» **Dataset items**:

+---+

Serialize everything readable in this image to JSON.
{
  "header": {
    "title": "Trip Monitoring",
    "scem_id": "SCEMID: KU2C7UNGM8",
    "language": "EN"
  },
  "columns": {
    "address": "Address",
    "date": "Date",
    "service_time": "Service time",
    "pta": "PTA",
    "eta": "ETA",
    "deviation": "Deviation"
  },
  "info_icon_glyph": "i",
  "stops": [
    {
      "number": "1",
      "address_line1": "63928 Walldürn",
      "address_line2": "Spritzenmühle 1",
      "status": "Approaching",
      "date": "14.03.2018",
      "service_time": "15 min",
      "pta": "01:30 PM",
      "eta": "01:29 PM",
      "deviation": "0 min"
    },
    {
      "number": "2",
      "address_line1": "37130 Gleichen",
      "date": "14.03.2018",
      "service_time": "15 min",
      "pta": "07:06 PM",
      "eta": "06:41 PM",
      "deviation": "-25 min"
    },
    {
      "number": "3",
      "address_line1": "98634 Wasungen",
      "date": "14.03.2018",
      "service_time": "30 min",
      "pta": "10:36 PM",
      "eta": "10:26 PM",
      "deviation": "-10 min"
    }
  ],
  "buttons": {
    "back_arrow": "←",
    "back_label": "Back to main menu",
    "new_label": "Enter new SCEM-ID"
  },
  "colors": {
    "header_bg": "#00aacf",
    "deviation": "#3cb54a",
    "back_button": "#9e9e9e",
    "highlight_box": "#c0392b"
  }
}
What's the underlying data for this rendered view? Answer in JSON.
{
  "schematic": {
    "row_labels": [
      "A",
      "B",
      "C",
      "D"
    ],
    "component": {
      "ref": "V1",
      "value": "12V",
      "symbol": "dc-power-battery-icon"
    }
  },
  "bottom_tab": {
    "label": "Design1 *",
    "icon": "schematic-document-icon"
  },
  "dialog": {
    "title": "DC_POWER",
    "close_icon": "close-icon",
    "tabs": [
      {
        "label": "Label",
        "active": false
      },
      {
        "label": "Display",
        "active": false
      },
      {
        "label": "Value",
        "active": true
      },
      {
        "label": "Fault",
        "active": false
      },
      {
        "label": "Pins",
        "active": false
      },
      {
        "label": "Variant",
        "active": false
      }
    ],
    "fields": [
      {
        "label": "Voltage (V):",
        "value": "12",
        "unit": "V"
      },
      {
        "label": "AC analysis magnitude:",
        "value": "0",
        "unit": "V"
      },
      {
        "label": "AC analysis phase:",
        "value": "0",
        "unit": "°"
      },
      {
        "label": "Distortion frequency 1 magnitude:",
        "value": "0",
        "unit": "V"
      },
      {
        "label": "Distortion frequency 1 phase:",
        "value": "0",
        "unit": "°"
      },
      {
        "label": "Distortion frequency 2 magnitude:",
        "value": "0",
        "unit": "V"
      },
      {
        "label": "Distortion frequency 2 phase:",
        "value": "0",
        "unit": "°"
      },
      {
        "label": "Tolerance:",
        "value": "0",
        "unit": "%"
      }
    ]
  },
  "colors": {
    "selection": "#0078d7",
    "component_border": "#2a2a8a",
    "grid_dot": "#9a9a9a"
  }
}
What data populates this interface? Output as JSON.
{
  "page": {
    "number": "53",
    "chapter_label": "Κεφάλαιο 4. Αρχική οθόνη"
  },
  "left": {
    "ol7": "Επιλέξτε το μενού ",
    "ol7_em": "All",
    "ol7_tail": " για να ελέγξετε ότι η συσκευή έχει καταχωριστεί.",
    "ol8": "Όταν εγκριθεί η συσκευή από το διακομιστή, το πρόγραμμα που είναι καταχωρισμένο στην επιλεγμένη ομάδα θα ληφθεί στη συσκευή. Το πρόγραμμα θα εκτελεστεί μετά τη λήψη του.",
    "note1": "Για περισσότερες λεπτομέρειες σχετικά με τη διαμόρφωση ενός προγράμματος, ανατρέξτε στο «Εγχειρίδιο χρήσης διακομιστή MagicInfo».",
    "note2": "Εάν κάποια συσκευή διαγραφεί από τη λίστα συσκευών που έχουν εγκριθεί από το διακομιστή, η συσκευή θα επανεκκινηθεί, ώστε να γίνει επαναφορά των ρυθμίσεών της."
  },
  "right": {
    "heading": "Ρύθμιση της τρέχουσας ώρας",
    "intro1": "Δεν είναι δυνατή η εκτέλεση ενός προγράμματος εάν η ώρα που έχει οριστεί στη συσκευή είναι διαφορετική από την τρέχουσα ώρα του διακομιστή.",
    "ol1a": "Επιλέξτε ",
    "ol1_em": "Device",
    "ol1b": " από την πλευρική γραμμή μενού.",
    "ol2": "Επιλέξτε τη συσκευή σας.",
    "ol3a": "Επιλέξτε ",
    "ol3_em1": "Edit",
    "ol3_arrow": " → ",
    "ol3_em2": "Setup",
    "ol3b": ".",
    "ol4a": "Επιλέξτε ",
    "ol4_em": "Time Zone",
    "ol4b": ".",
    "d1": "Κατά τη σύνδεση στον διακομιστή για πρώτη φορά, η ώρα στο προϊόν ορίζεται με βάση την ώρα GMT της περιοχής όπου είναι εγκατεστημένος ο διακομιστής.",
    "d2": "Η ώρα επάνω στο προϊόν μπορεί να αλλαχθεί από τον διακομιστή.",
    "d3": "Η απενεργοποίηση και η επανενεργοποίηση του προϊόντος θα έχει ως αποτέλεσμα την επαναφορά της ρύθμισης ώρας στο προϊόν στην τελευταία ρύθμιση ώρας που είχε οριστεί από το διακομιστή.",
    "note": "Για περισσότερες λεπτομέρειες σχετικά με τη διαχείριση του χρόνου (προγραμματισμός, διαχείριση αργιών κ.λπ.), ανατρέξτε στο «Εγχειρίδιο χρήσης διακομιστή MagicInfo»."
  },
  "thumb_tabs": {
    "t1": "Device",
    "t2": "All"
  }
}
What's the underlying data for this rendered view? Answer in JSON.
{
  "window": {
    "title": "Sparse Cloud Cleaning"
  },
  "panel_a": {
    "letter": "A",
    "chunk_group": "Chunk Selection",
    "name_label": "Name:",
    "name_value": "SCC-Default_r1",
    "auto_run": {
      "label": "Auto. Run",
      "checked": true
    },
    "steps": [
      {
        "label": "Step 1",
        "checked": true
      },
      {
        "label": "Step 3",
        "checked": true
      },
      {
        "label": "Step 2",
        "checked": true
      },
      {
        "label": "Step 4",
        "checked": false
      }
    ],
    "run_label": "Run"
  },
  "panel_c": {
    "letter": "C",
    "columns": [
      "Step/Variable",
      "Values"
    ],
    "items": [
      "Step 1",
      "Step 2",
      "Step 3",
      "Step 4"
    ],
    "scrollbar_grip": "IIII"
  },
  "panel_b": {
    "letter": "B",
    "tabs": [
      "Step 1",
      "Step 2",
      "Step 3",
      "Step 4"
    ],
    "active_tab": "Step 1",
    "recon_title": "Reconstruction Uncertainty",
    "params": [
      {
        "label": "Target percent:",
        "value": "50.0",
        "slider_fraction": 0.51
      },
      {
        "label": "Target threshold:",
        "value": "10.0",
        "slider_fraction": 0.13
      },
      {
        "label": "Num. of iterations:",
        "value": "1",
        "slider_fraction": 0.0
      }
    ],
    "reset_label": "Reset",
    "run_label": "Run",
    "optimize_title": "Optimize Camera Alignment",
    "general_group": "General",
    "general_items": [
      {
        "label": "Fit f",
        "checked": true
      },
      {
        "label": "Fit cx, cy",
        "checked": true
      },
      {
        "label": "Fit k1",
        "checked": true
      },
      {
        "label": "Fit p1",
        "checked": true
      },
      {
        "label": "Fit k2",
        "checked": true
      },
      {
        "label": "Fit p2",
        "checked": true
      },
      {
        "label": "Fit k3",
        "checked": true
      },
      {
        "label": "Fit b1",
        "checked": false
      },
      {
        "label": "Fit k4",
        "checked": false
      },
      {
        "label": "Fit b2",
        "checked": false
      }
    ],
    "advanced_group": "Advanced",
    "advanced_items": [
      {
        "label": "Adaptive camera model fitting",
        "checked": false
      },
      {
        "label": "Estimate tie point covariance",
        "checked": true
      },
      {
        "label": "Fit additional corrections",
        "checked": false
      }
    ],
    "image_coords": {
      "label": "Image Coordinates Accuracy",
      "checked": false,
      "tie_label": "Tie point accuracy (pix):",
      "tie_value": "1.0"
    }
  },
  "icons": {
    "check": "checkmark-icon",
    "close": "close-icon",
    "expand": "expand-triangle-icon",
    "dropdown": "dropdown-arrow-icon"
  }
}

+---+

Scan the lines above for "προγράμματος", then copy every one that has it.

    "note1": "Για περισσότερες λεπτομέρειες σχετικά με τη διαμόρφωση ενός προγράμματος, ανατρέξτε στο «Εγχειρίδιο χρήσης διακομιστή MagicInfo».",
    "intro1": "Δεν είναι δυνατή η εκτέλεση ενός προγράμματος εάν η ώρα που έχει οριστεί στη συσκευή είναι διαφορετική από την τρέχουσα ώρα του διακομιστή.",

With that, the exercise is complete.